§ **DATASET CONTENT**
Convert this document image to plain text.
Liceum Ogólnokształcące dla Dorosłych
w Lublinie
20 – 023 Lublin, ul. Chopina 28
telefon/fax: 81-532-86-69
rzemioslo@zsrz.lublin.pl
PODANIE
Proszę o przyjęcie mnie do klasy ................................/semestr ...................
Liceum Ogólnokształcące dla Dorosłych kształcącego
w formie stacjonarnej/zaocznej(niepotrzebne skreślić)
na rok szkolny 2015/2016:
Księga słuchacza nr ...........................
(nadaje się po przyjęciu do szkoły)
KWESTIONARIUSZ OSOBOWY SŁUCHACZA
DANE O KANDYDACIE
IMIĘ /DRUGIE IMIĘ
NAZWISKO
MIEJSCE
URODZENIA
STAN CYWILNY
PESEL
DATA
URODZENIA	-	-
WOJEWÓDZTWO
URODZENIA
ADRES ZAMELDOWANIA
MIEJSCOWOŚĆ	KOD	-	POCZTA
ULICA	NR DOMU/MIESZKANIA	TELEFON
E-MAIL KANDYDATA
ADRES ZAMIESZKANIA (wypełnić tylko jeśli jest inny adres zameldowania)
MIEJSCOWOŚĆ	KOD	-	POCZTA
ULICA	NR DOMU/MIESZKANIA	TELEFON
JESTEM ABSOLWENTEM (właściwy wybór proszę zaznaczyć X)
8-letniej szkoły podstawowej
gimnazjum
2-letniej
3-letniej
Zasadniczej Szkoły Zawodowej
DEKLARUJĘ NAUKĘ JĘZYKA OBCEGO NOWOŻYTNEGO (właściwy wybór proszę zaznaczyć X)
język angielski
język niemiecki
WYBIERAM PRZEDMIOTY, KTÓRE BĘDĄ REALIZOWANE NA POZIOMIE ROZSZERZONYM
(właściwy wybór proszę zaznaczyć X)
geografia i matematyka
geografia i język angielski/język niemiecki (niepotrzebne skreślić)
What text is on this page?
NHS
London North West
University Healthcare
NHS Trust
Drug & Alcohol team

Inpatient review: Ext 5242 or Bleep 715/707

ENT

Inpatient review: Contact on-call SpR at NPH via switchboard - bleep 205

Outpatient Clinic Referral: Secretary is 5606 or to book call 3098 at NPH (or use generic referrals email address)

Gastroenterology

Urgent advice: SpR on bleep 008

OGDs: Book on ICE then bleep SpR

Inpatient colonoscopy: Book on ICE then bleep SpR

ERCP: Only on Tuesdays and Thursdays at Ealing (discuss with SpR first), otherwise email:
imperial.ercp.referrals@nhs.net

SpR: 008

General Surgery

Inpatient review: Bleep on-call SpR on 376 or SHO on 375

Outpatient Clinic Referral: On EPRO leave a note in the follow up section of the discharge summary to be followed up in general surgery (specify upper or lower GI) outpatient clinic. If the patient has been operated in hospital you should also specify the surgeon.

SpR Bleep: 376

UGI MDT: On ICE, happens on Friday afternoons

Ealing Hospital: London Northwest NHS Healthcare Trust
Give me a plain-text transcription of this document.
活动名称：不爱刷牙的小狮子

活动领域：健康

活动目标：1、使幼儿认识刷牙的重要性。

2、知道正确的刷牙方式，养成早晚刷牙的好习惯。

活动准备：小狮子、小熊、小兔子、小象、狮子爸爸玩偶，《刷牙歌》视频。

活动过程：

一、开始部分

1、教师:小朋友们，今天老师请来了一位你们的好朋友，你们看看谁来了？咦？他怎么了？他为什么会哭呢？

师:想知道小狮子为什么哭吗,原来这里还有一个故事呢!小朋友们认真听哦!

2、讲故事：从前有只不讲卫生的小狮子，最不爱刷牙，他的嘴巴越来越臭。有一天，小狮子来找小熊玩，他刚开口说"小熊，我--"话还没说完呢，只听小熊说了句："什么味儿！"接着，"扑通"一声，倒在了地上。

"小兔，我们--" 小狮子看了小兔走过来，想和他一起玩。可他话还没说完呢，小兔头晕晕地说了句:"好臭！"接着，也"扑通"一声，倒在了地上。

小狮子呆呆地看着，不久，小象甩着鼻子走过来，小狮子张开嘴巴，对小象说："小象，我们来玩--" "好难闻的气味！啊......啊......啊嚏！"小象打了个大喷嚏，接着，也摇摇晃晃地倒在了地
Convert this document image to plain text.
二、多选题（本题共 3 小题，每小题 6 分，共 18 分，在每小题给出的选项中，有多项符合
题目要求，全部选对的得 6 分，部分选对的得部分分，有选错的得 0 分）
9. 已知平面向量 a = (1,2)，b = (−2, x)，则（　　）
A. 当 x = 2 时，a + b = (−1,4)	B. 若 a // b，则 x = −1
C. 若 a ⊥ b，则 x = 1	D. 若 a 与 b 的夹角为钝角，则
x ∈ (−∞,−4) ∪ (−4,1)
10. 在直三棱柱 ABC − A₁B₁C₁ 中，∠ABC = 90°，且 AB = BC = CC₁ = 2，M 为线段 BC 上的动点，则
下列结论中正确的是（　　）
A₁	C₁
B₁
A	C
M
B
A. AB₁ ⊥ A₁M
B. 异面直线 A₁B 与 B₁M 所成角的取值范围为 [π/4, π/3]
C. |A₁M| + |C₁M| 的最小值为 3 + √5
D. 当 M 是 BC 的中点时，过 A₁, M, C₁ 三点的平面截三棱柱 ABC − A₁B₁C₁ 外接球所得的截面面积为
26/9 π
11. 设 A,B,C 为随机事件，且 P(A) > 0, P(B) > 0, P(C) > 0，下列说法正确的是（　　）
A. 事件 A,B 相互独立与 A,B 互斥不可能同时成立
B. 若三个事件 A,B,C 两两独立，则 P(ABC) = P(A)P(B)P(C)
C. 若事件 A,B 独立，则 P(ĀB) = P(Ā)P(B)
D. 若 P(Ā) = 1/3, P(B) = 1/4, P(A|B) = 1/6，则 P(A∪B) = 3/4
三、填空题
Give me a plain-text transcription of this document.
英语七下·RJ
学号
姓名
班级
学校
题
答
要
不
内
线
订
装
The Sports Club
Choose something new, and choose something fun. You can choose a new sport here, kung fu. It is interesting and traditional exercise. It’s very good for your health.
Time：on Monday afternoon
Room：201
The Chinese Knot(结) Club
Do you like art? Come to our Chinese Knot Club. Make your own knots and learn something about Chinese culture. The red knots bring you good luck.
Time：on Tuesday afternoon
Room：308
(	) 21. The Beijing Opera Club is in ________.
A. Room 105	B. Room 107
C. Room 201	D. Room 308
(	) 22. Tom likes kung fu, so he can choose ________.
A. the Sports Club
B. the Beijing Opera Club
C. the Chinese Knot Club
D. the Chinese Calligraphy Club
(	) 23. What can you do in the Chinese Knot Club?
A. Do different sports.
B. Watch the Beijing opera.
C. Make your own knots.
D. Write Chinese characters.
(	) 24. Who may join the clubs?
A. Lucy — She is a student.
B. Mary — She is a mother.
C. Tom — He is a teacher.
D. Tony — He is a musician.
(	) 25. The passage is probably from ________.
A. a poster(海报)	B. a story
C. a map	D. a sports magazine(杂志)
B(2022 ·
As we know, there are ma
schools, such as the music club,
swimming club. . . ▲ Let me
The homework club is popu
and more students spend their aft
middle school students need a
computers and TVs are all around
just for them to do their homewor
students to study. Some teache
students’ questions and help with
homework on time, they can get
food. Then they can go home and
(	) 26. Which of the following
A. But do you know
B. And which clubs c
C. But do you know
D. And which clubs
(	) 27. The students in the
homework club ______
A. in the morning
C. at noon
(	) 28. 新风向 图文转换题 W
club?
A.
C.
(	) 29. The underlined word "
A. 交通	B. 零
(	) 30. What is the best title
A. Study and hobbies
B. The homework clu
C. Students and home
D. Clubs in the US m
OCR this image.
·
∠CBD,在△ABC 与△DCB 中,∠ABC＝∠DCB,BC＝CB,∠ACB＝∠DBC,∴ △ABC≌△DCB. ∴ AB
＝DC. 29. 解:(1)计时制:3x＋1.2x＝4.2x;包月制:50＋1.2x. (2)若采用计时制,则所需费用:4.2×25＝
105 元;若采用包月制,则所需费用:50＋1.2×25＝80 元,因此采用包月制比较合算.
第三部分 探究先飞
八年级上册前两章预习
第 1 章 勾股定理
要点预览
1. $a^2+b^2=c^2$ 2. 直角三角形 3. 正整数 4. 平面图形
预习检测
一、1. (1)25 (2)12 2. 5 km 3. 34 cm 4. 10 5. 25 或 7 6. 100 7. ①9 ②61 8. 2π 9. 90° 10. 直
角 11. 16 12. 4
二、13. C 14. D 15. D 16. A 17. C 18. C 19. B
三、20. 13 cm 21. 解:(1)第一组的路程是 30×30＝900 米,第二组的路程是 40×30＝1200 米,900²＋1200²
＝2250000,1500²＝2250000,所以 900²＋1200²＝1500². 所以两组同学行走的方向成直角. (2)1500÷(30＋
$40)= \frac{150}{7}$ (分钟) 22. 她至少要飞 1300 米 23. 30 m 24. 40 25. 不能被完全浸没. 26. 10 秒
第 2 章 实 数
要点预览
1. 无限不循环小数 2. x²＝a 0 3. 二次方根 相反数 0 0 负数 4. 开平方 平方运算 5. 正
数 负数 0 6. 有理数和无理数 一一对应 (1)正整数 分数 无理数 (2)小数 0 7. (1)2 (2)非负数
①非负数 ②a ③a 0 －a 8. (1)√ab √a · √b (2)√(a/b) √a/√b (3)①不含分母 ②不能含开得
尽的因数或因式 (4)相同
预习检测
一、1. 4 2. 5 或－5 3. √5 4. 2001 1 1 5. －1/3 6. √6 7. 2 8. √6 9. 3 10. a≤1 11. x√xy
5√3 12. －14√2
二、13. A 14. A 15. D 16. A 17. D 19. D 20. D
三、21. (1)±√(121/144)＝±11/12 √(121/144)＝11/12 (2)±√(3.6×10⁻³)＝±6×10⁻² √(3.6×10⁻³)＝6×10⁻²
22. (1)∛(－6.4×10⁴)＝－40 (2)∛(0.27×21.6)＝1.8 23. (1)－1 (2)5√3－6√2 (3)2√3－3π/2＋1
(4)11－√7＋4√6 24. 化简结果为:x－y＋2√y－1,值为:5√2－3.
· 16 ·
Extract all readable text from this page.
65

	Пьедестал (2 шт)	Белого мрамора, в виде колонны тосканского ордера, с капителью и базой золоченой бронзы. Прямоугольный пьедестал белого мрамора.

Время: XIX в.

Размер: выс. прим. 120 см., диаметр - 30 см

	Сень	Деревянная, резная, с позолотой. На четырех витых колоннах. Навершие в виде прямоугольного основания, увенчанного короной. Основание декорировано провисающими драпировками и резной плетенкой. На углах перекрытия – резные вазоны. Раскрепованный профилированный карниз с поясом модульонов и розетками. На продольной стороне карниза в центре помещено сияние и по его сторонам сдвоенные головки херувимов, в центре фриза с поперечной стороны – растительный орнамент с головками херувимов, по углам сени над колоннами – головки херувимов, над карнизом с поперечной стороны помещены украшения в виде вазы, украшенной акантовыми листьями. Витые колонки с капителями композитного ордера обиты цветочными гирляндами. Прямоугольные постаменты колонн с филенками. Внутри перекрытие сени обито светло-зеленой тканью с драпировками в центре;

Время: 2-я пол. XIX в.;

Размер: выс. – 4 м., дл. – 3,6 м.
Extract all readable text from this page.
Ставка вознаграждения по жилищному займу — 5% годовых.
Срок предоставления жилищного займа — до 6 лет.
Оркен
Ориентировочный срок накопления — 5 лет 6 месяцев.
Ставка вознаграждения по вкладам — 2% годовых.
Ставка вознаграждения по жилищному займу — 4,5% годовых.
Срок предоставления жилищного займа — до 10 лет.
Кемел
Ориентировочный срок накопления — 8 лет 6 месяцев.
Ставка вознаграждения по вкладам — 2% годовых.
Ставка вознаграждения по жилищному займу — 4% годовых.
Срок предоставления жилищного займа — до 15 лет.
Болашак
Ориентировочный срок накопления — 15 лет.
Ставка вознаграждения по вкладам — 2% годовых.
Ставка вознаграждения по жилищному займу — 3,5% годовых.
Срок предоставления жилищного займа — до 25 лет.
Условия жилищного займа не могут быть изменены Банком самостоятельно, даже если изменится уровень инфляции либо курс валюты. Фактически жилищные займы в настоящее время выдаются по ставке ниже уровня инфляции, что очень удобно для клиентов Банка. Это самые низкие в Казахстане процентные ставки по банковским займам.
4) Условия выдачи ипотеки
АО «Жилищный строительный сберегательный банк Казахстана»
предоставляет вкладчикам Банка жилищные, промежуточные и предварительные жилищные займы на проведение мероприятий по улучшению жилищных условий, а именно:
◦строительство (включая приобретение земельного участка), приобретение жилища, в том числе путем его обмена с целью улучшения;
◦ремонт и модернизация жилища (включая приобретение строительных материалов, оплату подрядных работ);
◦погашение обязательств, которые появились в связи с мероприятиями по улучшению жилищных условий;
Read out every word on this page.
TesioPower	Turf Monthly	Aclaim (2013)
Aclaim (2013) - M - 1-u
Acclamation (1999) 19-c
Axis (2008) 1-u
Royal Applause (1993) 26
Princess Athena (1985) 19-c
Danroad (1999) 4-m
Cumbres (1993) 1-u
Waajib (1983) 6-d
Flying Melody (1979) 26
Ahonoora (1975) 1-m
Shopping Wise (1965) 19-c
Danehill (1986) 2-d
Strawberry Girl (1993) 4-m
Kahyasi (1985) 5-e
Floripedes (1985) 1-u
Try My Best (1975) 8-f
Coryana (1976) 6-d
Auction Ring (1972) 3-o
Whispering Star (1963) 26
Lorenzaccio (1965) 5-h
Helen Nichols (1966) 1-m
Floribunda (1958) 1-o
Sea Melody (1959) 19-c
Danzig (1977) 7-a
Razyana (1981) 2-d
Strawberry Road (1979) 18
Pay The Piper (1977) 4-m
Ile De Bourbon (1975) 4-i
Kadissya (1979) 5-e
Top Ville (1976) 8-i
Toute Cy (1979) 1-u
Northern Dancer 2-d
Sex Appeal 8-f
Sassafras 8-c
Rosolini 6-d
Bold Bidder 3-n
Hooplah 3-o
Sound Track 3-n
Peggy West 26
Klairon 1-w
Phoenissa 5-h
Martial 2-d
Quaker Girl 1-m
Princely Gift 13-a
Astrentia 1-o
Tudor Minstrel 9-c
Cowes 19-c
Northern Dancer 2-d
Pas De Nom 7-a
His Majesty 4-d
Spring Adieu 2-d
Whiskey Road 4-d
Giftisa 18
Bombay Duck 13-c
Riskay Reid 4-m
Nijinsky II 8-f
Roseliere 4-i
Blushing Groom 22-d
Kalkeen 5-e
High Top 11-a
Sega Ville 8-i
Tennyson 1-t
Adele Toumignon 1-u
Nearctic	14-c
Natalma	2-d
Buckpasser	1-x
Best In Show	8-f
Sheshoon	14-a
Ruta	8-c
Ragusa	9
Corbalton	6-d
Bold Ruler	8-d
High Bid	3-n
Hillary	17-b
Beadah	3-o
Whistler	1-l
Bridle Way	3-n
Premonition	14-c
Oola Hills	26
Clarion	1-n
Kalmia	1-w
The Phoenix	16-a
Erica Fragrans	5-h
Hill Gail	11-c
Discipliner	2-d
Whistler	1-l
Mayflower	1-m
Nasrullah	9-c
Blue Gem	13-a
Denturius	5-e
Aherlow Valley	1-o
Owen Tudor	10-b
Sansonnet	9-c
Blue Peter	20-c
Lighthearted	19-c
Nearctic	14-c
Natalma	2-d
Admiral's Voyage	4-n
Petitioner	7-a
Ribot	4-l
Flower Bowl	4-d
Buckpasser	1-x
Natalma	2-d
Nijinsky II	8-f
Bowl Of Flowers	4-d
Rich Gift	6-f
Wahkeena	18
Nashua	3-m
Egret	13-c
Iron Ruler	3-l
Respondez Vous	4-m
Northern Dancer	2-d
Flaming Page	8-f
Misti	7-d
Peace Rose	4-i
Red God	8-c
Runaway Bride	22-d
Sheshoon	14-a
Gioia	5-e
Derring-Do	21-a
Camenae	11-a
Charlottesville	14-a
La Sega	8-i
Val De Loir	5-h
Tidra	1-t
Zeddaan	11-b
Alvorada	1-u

§ **WHAT THE EXERCISE ASKS**
Identify all lines where the word "referrals" shows up. Copy them.

§ **SOLUTION**
Outpatient Clinic Referral: Secretary is 5606 or to book call 3098 at NPH (or use generic referrals email address)
imperial.ercp.referrals@nhs.net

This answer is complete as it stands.